Request:
Leave out the pictures, and quote exactly the lines running from the one with "Extract the chart's" through the last line of the entries below.

Records provided:

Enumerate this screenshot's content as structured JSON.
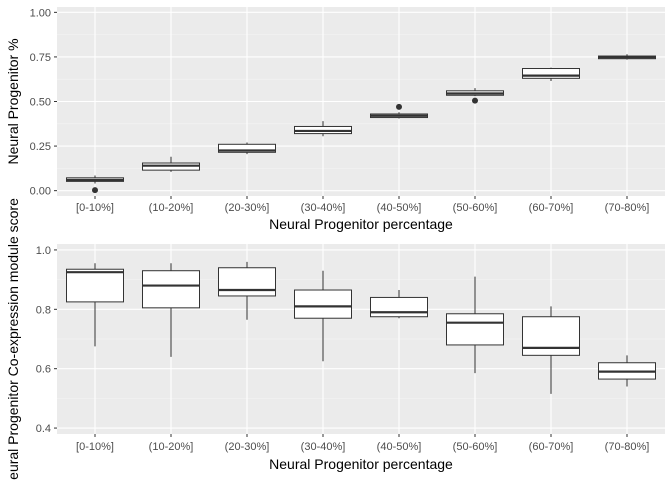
{
  "chart_data": [
    {
      "type": "boxplot",
      "xlabel": "Neural Progenitor percentage",
      "ylabel": "Neural Progenitor %",
      "ylim": [
        -0.03,
        1.03
      ],
      "yticks": [
        0.0,
        0.25,
        0.5,
        0.75,
        1.0
      ],
      "ytick_labels": [
        "0.00",
        "0.25",
        "0.50",
        "0.75",
        "1.00"
      ],
      "grid": true,
      "categories": [
        "[0-10%]",
        "(10-20%]",
        "(20-30%]",
        "(30-40%]",
        "(40-50%]",
        "(50-60%]",
        "(60-70%]",
        "(70-80%]"
      ],
      "boxes": [
        {
          "min": 0.04,
          "q1": 0.052,
          "median": 0.06,
          "q3": 0.072,
          "max": 0.085,
          "outliers": [
            0.003
          ]
        },
        {
          "min": 0.105,
          "q1": 0.115,
          "median": 0.14,
          "q3": 0.155,
          "max": 0.19,
          "outliers": []
        },
        {
          "min": 0.205,
          "q1": 0.215,
          "median": 0.225,
          "q3": 0.26,
          "max": 0.27,
          "outliers": []
        },
        {
          "min": 0.305,
          "q1": 0.32,
          "median": 0.335,
          "q3": 0.36,
          "max": 0.39,
          "outliers": []
        },
        {
          "min": 0.405,
          "q1": 0.41,
          "median": 0.42,
          "q3": 0.43,
          "max": 0.44,
          "outliers": [
            0.47
          ]
        },
        {
          "min": 0.53,
          "q1": 0.535,
          "median": 0.545,
          "q3": 0.56,
          "max": 0.575,
          "outliers": [
            0.505
          ]
        },
        {
          "min": 0.615,
          "q1": 0.63,
          "median": 0.645,
          "q3": 0.685,
          "max": 0.69,
          "outliers": []
        },
        {
          "min": 0.735,
          "q1": 0.74,
          "median": 0.748,
          "q3": 0.755,
          "max": 0.765,
          "outliers": []
        }
      ]
    },
    {
      "type": "boxplot",
      "xlabel": "Neural Progenitor percentage",
      "ylabel": "eural Progenitor Co-expression module score",
      "ylim": [
        0.38,
        1.02
      ],
      "yticks": [
        0.4,
        0.6,
        0.8,
        1.0
      ],
      "ytick_labels": [
        "0.4",
        "0.6",
        "0.8",
        "1.0"
      ],
      "grid": true,
      "categories": [
        "[0-10%]",
        "(10-20%]",
        "(20-30%]",
        "(30-40%]",
        "(40-50%]",
        "(50-60%]",
        "(60-70%]",
        "(70-80%]"
      ],
      "boxes": [
        {
          "min": 0.675,
          "q1": 0.825,
          "median": 0.925,
          "q3": 0.935,
          "max": 0.955,
          "outliers": []
        },
        {
          "min": 0.64,
          "q1": 0.805,
          "median": 0.88,
          "q3": 0.93,
          "max": 0.955,
          "outliers": []
        },
        {
          "min": 0.765,
          "q1": 0.845,
          "median": 0.865,
          "q3": 0.94,
          "max": 0.96,
          "outliers": []
        },
        {
          "min": 0.625,
          "q1": 0.77,
          "median": 0.81,
          "q3": 0.865,
          "max": 0.93,
          "outliers": []
        },
        {
          "min": 0.77,
          "q1": 0.775,
          "median": 0.79,
          "q3": 0.84,
          "max": 0.865,
          "outliers": []
        },
        {
          "min": 0.585,
          "q1": 0.68,
          "median": 0.755,
          "q3": 0.785,
          "max": 0.91,
          "outliers": []
        },
        {
          "min": 0.515,
          "q1": 0.645,
          "median": 0.67,
          "q3": 0.775,
          "max": 0.81,
          "outliers": []
        },
        {
          "min": 0.54,
          "q1": 0.565,
          "median": 0.59,
          "q3": 0.62,
          "max": 0.645,
          "outliers": []
        }
      ]
    }
  ]
}
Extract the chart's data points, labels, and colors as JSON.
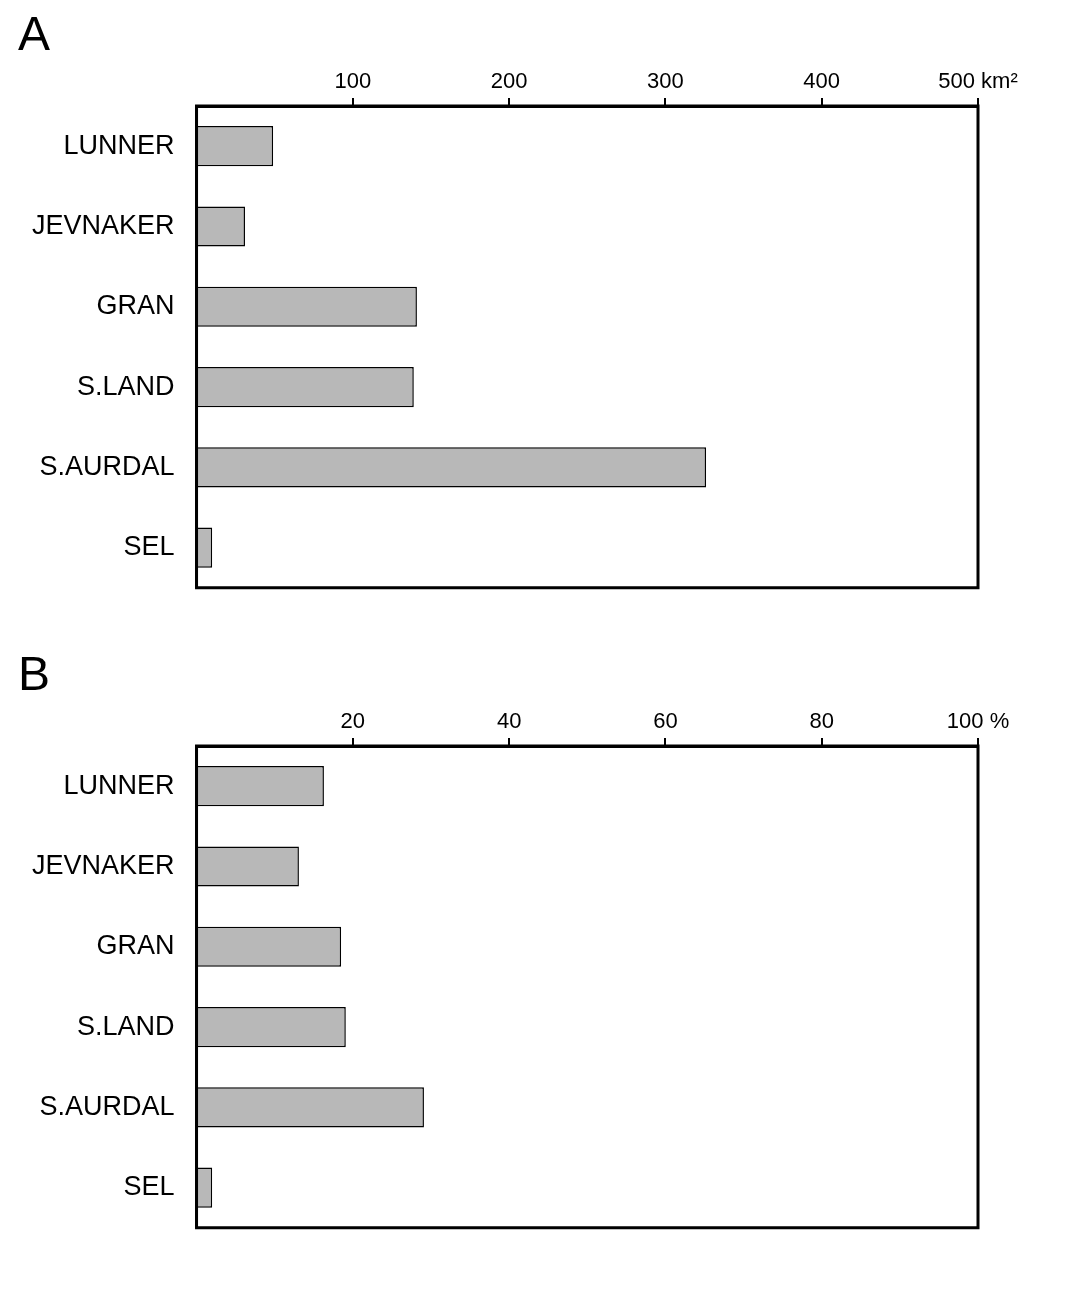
{
  "chart_data": [
    {
      "type": "bar",
      "title": "A",
      "orientation": "horizontal",
      "categories": [
        "LUNNER",
        "JEVNAKER",
        "GRAN",
        "S.LAND",
        "S.AURDAL",
        "SEL"
      ],
      "values": [
        49,
        31,
        141,
        139,
        326,
        10
      ],
      "color": "#b8b8b8",
      "xlim": [
        0,
        500
      ],
      "xticks": [
        100,
        200,
        300,
        400,
        {
          "value": 500,
          "label": "500 km²"
        }
      ],
      "grid": false,
      "legend": false
    },
    {
      "type": "bar",
      "title": "B",
      "orientation": "horizontal",
      "categories": [
        "LUNNER",
        "JEVNAKER",
        "GRAN",
        "S.LAND",
        "S.AURDAL",
        "SEL"
      ],
      "values": [
        16.3,
        13.1,
        18.5,
        19.1,
        29.1,
        2
      ],
      "color": "#b8b8b8",
      "xlim": [
        0,
        100
      ],
      "xticks": [
        20,
        40,
        60,
        80,
        {
          "value": 100,
          "label": "100 %"
        }
      ],
      "grid": false,
      "legend": false
    }
  ]
}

Written response:
Extract the chart's data points, labels, and colors as JSON.
{
  "chart_data": [
    {
      "type": "bar",
      "title": "A",
      "orientation": "horizontal",
      "categories": [
        "LUNNER",
        "JEVNAKER",
        "GRAN",
        "S.LAND",
        "S.AURDAL",
        "SEL"
      ],
      "values": [
        49,
        31,
        141,
        139,
        326,
        10
      ],
      "color": "#b8b8b8",
      "xlim": [
        0,
        500
      ],
      "xticks": [
        100,
        200,
        300,
        400,
        {
          "value": 500,
          "label": "500 km²"
        }
      ],
      "grid": false,
      "legend": false
    },
    {
      "type": "bar",
      "title": "B",
      "orientation": "horizontal",
      "categories": [
        "LUNNER",
        "JEVNAKER",
        "GRAN",
        "S.LAND",
        "S.AURDAL",
        "SEL"
      ],
      "values": [
        16.3,
        13.1,
        18.5,
        19.1,
        29.1,
        2
      ],
      "color": "#b8b8b8",
      "xlim": [
        0,
        100
      ],
      "xticks": [
        20,
        40,
        60,
        80,
        {
          "value": 100,
          "label": "100 %"
        }
      ],
      "grid": false,
      "legend": false
    }
  ]
}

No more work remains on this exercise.